Text for analysis:
★ ★ ★ ★

My technician and I then exited the shelter, not realizing that another rocket was right on the heels of the first. When it exploded, the heat and percussion literally knocked us off our feet and slammed us into the shelter walls, knocking the wind out of me. I was sure I had broken a rib or punctured a lung, but fortunately I was only badly bruised in my upper chest and one of my lungs. Had the bomb landed only a few feet closer, my cameraman and I would have been badly injured—possibly even killed.
About 20 minutes later, I was with others looking at the site where the first blast had occurred. While examining it, another alarm sounded — and once again, everyone ran with all their might. This time, there was no shelter within quick reach, and that knowledge was terrifying. Knowing I had only about 20 seconds before impact, I started a mental countdown. With no safe place in sight, I took shelter in the entrance of a building—curling into a fetal position and praying for a positive outcome. After the blast, I was told by local residents that had the rocket landed close to the building in which I and others were huddled, the bomb blast would have shredded us — and the building — like confetti.For nearly 10 years I’ve been writing, broadcasting and giving speeches about the atrocities inflicted against Israel by radical Muslim terrorists. I’ve always felt as though I was doing a fairly good job of expressing the true feelings of the victims in Israel who had experienced suicide bombings and Kassam and Katusha rocket attacks. But now that I’ve personally experienced this horror, I know that no words can adequately describe the unrelenting trauma and pain the people of Israel have been suffering as a result of the barbaric acts of radical Islamic terrorists who are determined to wipe Israel and the Jews off the face of the earth. These terrorists are continually scheming and devising ways and methods to unleash violence upon Israel — and Israel has been facing this terror with little help from the rest of the world. Believing she must appease world leaders who have established rules of conduct for her which are much more stringent than for other nations of the world, tiny Israel somehow manages to prevail against her enemies even when she’s outnumbered and outgunned — even when those enemies have the backing of much larger countries and come at her as a collective force.

★ ★ ★ ★

Tasks for this exercise:
1. In the account of the rocket attacks, how long has the writer been writing, broadcasting and giving speeches about the atrocities inflicted against Israel?
2. Repeat the stretch of the account of the rocket attacks from "My technician and" through "injured—possibly even killed.".
3. Carry the account of the rocket attacks forward with the passage that would come next.

Collected data:

★ ★ ★ ★

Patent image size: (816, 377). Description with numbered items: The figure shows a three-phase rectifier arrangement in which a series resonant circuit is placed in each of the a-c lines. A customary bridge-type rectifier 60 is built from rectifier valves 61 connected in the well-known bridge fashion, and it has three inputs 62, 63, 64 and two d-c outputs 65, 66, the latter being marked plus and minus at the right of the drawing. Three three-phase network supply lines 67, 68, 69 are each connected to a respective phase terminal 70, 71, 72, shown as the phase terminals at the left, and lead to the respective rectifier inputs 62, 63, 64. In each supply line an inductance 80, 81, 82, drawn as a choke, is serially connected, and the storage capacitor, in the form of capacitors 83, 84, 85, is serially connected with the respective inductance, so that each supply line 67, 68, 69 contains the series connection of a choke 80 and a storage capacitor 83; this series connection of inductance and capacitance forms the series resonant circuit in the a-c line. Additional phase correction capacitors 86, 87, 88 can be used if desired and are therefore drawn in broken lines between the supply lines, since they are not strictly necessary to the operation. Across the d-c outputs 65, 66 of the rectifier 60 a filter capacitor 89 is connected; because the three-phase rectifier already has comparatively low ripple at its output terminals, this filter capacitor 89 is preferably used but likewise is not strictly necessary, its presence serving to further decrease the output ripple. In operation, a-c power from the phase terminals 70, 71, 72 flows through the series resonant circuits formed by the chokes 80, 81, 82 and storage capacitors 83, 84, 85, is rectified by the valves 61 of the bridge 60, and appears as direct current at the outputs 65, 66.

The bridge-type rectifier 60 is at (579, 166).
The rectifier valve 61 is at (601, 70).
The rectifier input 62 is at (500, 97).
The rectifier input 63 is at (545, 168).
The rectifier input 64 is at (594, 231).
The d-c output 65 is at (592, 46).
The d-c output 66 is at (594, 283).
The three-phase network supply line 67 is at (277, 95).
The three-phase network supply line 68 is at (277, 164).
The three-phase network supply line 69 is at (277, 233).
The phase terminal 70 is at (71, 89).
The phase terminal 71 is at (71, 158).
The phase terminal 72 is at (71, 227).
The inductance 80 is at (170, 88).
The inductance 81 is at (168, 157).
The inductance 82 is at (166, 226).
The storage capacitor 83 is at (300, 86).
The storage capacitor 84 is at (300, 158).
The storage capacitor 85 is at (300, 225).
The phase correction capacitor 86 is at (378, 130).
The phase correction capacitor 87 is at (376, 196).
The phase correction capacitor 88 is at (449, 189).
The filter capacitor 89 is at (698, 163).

★ ★ ★ ★

Set of answers:
1. For nearly 10 years.

2.
My technician and I then exited the shelter, not realizing that another rocket was right on the heels of the first. When it exploded, the heat and percussion literally knocked us off our feet and slammed us into the shelter walls, knocking the wind out of me. I was sure I had broken a rib or punctured a lung, but fortunately I was only badly bruised in my upper chest and one of my lungs. Had the bomb landed only a few feet closer, my cameraman and I would have been badly injured—possibly even killed.

3.
Israel has contributed vastly to the world through innumerable technological advancements in agriculture, medicine, science and the arts to name only a few. Nonetheless, the world at large continues to hate Israel — and this hatred is spreading like cancer throughout the Middle East. Radical leaders of countries such as Iran openly threaten Israel. I’m even concerned that Israel may need to steel herself for the possibility that her historic friend and ally — the United States of America — may not always be there for her.
It’s essential that Israel take the bull by the horns in defense of her people and do what’s necessary to protect her citizens from terrorist aggression just as we here in the United States would do if we were under attack from one of our neighboring countries. In my humble opinion, it’s long past time for Israel to once and for all eliminate all the Hamas leaders. Doing half the job and then pulling back only allows them to regroup and replenish their weapons.
Hopefully, the next prime minister of Israel will have what it takes to stand strong against Israel's enemies ... perhaps even to give Iran a little gift of its own: an Iranian sky filled with Israeli fighter jets knocking the legs out from under Iran’s nuclear weapons facilities, no matter how hidden they are from the eyes of the world.
Israel’s war on terrorism can be won only with an unequivocal commitment to finish the job.